→ **TASK BRIEF**: Put the records from the line containing "x-tick-label: 500 — [564, 344, 593, 362]" through the line containing "y-tick-label: 0 — [44, 328, 54, 346]" into a Markdown table with the columns Row and Line, one numbered row per line and no blank lines.

(Lines of data)
⁂
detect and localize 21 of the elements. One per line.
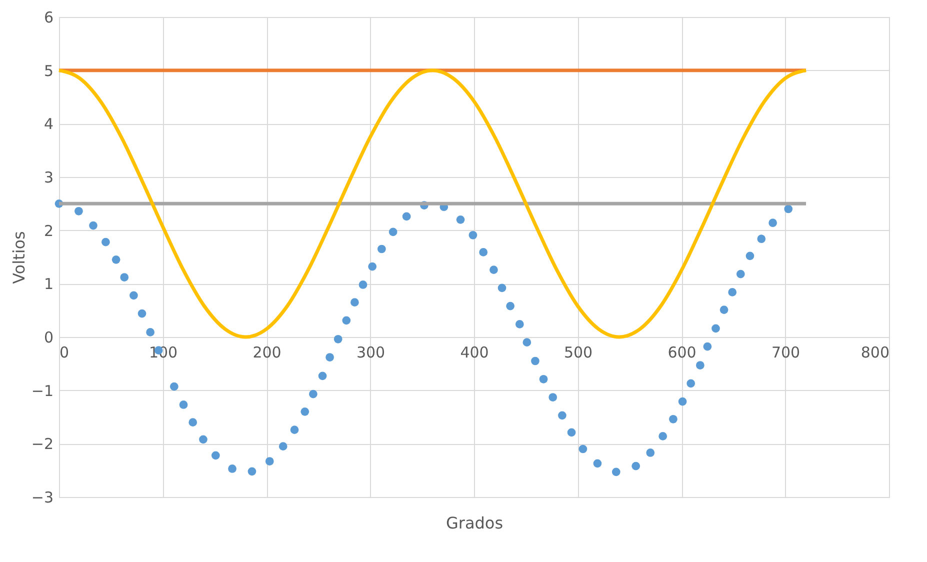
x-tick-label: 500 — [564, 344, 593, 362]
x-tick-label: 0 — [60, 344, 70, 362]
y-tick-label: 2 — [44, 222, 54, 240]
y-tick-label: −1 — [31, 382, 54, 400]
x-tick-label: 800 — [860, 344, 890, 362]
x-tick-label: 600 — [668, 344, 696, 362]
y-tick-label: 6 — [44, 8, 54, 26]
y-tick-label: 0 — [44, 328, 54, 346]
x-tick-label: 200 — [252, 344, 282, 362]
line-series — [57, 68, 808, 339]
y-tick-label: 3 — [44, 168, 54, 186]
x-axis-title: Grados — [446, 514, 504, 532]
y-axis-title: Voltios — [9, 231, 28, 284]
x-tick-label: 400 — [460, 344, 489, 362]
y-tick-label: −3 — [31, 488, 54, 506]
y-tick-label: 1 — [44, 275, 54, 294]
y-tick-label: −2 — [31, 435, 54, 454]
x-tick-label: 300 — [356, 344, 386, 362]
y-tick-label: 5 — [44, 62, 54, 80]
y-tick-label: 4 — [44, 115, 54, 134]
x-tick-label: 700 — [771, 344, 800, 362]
⁂
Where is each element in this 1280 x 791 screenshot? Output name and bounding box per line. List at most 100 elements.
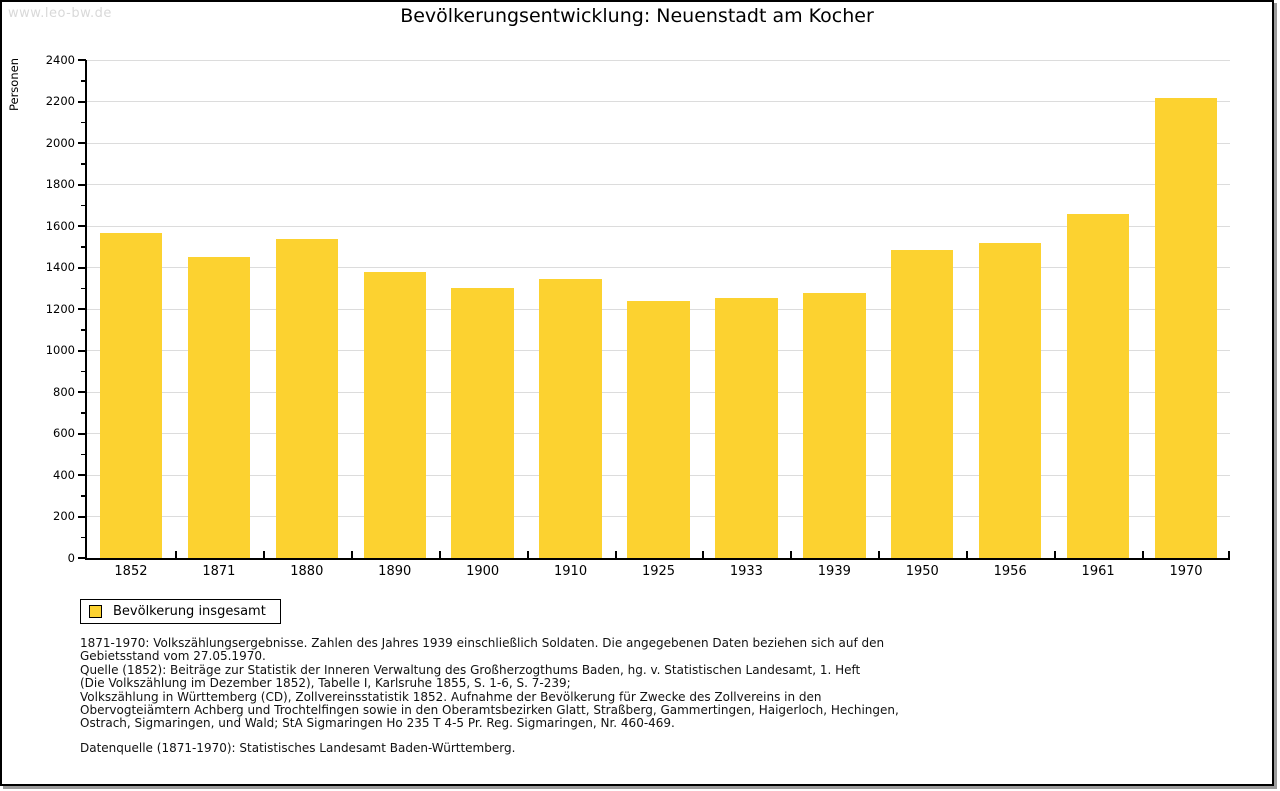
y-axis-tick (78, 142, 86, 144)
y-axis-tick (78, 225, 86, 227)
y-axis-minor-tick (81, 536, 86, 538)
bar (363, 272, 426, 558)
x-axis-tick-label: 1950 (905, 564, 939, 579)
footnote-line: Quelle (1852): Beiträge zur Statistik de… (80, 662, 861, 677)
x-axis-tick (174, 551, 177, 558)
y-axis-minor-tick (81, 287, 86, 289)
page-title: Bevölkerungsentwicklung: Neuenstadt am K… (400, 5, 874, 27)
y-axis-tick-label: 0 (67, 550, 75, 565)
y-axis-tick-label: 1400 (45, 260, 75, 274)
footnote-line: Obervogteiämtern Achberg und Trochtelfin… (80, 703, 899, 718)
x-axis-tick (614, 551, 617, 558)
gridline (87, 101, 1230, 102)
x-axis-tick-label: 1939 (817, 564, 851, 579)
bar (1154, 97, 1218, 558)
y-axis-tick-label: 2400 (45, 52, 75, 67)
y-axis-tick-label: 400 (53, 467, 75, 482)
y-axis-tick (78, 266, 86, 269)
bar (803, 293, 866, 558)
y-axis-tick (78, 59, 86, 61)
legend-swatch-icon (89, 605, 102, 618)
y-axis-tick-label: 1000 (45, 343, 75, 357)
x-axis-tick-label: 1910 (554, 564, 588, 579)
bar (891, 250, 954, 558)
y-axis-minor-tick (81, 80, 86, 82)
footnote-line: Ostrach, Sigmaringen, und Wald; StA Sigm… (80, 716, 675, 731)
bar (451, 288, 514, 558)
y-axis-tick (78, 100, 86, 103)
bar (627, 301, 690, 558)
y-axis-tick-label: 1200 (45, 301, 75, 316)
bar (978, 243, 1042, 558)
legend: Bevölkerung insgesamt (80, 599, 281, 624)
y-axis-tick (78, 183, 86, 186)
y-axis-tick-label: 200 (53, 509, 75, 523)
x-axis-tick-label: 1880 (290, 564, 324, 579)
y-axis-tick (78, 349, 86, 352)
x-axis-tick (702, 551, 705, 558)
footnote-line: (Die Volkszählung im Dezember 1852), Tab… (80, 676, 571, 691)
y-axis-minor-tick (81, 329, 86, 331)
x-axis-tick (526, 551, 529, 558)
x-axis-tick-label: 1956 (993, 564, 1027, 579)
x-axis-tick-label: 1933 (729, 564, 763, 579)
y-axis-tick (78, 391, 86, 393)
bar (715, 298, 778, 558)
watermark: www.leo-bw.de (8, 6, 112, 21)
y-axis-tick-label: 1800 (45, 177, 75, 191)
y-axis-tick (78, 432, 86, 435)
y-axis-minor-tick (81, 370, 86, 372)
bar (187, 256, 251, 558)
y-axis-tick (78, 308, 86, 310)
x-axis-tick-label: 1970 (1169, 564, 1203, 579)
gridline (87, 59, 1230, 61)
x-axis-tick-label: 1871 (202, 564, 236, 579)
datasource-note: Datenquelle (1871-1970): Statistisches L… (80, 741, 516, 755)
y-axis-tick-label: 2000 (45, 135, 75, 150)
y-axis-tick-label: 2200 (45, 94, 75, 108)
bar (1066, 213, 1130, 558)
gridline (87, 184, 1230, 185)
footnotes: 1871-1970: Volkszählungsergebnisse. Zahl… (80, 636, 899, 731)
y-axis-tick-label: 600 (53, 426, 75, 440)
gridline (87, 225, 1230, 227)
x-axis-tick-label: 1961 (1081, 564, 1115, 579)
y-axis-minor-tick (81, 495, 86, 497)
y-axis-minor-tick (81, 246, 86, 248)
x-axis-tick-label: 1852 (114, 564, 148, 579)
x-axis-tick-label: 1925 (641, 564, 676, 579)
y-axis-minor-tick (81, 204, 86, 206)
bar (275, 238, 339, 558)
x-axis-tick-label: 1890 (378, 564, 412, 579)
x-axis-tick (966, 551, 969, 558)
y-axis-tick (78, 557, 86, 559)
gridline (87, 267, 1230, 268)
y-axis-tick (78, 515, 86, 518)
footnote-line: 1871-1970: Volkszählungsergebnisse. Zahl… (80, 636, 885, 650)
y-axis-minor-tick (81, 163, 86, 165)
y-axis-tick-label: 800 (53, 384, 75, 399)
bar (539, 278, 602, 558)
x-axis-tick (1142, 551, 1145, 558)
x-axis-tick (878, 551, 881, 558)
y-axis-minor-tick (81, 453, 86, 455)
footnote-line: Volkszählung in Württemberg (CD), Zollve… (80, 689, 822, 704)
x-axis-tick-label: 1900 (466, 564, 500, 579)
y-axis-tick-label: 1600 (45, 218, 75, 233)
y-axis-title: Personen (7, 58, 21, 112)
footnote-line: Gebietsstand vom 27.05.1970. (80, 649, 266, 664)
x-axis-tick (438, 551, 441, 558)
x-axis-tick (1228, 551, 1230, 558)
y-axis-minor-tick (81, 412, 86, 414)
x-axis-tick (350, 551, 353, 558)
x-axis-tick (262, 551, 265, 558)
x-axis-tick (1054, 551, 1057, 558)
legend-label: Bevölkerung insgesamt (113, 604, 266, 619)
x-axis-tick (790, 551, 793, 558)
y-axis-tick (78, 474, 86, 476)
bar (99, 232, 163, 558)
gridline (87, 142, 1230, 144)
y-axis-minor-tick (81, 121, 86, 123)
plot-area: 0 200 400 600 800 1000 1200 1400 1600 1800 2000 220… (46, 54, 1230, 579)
⁂
→ **FINAL RESULT**:
| Row | Line |
|---|---|
| 1 | x-tick-label: 500 — [564, 344, 593, 362] |
| 2 | x-tick-label: 0 — [60, 344, 70, 362] |
| 3 | y-tick-label: 2 — [44, 222, 54, 240] |
| 4 | y-tick-label: −1 — [31, 382, 54, 400] |
| 5 | x-tick-label: 800 — [860, 344, 890, 362] |
| 6 | x-tick-label: 600 — [668, 344, 696, 362] |
| 7 | y-tick-label: 6 — [44, 8, 54, 26] |
| 8 | y-tick-label: 0 — [44, 328, 54, 346] |